Objective: Using the material below, copy every line where "this" appears.

Material shown:
----

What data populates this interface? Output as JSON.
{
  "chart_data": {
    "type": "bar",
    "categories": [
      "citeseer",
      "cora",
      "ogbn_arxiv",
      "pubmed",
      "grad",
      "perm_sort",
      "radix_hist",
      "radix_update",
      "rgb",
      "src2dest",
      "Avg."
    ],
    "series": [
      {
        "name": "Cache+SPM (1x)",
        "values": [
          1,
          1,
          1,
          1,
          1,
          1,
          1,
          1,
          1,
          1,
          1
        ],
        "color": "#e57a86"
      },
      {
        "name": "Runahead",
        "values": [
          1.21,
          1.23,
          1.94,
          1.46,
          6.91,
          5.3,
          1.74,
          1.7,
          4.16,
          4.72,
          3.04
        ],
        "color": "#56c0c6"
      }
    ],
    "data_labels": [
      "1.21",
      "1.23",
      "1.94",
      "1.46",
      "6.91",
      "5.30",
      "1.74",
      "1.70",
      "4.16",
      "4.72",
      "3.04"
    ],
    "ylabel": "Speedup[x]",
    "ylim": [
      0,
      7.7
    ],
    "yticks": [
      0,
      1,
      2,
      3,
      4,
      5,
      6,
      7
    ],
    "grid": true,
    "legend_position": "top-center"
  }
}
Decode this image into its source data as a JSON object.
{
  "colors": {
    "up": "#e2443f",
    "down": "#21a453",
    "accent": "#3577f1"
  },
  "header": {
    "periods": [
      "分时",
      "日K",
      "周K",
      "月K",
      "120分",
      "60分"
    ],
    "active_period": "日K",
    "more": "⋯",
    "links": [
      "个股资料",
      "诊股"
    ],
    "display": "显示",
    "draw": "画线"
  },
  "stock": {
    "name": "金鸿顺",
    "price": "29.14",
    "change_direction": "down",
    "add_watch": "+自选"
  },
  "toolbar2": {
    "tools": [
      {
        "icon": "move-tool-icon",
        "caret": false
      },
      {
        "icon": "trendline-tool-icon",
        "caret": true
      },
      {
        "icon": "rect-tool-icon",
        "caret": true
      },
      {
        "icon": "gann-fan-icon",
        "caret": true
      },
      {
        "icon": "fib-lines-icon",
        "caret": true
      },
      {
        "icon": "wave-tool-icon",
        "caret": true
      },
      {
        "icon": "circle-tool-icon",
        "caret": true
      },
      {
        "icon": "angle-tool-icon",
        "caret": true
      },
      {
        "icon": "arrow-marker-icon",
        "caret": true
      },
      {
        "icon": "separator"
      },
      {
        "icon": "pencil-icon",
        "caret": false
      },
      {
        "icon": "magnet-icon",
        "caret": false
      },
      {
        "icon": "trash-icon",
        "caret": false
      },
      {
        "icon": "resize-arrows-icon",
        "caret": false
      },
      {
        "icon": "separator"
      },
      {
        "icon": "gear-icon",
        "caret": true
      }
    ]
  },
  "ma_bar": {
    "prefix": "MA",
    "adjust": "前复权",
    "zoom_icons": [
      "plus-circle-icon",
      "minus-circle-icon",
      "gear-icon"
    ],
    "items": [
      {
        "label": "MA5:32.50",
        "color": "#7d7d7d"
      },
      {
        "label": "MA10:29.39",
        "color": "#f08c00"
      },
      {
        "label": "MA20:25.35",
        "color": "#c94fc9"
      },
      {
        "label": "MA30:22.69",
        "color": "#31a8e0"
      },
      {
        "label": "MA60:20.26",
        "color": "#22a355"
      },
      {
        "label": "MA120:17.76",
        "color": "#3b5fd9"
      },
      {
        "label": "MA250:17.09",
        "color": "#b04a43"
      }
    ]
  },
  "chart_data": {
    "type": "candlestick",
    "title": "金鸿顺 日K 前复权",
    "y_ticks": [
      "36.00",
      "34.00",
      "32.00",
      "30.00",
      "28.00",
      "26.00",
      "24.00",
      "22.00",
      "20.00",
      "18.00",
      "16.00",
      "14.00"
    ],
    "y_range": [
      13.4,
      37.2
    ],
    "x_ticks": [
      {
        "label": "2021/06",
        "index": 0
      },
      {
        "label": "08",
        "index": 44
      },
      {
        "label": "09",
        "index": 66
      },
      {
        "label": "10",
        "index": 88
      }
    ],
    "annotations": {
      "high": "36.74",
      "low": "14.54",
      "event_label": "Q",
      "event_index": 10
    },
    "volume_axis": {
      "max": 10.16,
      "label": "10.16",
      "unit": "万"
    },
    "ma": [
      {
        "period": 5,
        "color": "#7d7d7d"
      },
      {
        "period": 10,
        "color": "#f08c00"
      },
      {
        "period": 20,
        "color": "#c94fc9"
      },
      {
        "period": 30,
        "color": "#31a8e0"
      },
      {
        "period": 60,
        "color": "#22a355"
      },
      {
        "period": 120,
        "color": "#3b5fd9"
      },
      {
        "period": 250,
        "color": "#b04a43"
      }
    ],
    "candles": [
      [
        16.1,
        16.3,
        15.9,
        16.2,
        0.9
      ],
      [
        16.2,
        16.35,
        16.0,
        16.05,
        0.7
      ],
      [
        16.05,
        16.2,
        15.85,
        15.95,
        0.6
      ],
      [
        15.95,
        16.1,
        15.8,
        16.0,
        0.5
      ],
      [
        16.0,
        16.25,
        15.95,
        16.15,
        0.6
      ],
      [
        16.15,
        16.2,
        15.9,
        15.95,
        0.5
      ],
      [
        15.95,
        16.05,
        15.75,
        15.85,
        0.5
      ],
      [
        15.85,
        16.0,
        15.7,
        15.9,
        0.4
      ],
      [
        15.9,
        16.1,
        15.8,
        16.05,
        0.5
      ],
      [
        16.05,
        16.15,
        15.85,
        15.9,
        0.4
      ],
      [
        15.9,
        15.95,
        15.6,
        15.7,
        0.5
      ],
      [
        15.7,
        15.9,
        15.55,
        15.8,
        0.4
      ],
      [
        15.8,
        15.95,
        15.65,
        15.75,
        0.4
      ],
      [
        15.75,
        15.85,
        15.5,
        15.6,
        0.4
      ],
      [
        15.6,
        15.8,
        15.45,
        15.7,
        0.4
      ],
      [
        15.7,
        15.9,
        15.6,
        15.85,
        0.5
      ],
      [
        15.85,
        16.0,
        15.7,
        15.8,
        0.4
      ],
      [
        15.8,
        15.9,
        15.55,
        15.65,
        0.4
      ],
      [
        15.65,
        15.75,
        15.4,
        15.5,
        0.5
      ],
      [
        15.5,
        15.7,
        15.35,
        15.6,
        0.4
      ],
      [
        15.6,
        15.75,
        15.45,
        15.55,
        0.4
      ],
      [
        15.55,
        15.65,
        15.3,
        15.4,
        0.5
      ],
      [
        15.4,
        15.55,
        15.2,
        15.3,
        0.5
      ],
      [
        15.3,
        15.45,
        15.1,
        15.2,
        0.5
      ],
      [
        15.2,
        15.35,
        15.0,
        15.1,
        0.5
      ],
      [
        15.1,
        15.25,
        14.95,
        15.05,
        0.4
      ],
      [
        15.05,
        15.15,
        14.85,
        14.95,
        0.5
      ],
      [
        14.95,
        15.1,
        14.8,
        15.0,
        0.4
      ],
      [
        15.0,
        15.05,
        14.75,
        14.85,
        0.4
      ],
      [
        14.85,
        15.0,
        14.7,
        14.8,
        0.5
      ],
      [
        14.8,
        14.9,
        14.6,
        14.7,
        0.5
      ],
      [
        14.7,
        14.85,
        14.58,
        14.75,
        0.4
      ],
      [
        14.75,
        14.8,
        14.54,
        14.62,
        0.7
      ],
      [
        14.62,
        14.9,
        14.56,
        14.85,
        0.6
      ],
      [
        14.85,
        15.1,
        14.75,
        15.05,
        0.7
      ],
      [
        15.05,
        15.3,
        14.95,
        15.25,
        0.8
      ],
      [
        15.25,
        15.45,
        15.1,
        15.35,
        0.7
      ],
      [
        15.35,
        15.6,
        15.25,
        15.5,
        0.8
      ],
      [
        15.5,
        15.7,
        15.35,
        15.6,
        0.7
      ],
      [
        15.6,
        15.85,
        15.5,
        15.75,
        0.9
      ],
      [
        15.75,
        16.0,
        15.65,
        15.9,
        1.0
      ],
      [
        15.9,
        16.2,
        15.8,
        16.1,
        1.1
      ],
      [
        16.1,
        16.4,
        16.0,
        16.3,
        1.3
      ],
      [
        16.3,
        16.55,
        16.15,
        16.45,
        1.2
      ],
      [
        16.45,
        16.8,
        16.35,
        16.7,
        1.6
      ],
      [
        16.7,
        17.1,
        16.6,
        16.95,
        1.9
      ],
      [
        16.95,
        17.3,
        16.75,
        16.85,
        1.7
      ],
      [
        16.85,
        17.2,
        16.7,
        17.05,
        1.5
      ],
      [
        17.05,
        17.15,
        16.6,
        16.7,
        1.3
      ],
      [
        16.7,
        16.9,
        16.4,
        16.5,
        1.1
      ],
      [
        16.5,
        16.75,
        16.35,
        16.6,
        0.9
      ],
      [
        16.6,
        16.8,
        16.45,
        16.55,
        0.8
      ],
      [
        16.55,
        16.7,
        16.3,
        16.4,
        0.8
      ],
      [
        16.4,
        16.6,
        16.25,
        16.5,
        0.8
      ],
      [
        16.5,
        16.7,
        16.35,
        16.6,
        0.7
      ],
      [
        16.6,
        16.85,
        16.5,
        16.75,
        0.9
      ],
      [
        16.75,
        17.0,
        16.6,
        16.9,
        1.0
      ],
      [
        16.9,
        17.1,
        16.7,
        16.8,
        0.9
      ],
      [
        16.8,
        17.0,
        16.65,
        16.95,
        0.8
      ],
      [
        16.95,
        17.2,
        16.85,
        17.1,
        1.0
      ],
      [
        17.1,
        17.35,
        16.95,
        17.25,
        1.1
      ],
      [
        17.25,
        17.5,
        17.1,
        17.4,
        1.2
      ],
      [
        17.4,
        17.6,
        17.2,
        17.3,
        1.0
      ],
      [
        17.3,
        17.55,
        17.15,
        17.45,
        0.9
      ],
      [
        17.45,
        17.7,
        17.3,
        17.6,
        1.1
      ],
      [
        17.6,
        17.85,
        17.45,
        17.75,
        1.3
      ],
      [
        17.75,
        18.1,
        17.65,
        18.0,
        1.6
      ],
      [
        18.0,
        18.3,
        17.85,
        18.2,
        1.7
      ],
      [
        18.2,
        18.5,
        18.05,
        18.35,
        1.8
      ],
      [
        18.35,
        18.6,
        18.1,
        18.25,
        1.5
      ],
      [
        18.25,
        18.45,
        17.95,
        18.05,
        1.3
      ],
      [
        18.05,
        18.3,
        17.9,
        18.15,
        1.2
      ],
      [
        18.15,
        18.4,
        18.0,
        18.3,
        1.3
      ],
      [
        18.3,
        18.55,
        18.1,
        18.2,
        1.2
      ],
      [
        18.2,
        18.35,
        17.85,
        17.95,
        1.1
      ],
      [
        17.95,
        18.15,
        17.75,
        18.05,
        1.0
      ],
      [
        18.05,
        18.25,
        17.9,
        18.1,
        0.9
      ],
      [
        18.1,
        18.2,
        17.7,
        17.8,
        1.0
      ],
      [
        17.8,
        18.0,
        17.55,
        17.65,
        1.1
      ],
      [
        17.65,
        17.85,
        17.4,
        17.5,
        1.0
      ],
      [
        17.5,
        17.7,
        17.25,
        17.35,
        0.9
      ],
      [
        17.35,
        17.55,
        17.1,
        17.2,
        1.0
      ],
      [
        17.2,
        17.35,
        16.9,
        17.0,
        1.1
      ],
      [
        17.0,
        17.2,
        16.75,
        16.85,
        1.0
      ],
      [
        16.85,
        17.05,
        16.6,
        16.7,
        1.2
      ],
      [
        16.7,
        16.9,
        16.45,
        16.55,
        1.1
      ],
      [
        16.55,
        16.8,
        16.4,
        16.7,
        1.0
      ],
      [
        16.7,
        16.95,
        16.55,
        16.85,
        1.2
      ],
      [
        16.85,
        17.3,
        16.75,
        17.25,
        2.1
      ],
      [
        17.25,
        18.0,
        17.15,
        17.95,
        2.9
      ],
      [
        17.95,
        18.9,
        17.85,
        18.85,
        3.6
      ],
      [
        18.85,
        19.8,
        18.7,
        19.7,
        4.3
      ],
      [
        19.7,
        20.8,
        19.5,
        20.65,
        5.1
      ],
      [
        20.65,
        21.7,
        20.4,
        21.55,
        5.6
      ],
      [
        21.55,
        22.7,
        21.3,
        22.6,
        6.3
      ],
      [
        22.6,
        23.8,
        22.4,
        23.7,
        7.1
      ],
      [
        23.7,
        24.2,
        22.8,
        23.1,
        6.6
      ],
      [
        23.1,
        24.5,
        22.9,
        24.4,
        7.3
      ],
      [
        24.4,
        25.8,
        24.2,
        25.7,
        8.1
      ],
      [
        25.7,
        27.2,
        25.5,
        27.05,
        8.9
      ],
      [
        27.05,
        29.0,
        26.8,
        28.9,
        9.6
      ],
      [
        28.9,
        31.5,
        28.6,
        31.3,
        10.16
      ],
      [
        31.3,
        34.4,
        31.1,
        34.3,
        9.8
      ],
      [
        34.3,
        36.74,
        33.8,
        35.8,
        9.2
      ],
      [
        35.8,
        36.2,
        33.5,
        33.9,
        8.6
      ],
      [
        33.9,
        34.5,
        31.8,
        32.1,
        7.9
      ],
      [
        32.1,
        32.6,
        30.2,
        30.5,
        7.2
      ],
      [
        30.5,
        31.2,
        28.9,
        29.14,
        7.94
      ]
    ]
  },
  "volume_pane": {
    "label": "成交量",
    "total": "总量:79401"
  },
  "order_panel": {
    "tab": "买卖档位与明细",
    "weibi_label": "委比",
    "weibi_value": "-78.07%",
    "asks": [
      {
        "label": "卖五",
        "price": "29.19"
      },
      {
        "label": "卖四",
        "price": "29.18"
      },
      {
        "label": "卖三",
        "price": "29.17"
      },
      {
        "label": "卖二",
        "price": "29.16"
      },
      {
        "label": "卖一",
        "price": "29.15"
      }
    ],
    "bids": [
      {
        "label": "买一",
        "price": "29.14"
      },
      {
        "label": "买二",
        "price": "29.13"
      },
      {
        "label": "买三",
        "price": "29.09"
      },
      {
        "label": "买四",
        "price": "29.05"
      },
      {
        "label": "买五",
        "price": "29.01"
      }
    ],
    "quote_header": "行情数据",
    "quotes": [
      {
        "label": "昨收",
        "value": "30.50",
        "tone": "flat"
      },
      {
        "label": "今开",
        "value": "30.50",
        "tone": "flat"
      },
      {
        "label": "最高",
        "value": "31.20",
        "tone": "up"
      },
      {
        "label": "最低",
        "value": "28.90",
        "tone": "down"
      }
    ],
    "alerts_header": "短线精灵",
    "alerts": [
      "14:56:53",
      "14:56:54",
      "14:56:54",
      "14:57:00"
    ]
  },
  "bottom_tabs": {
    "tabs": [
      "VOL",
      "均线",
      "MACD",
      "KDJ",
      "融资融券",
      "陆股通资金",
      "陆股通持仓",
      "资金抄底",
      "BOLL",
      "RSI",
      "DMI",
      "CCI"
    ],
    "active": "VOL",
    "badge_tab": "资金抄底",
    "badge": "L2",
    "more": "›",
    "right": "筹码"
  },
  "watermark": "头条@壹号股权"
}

----

Result:
What data populates this interface? Output as JSON.
Decode this image into its source data as a JSON object.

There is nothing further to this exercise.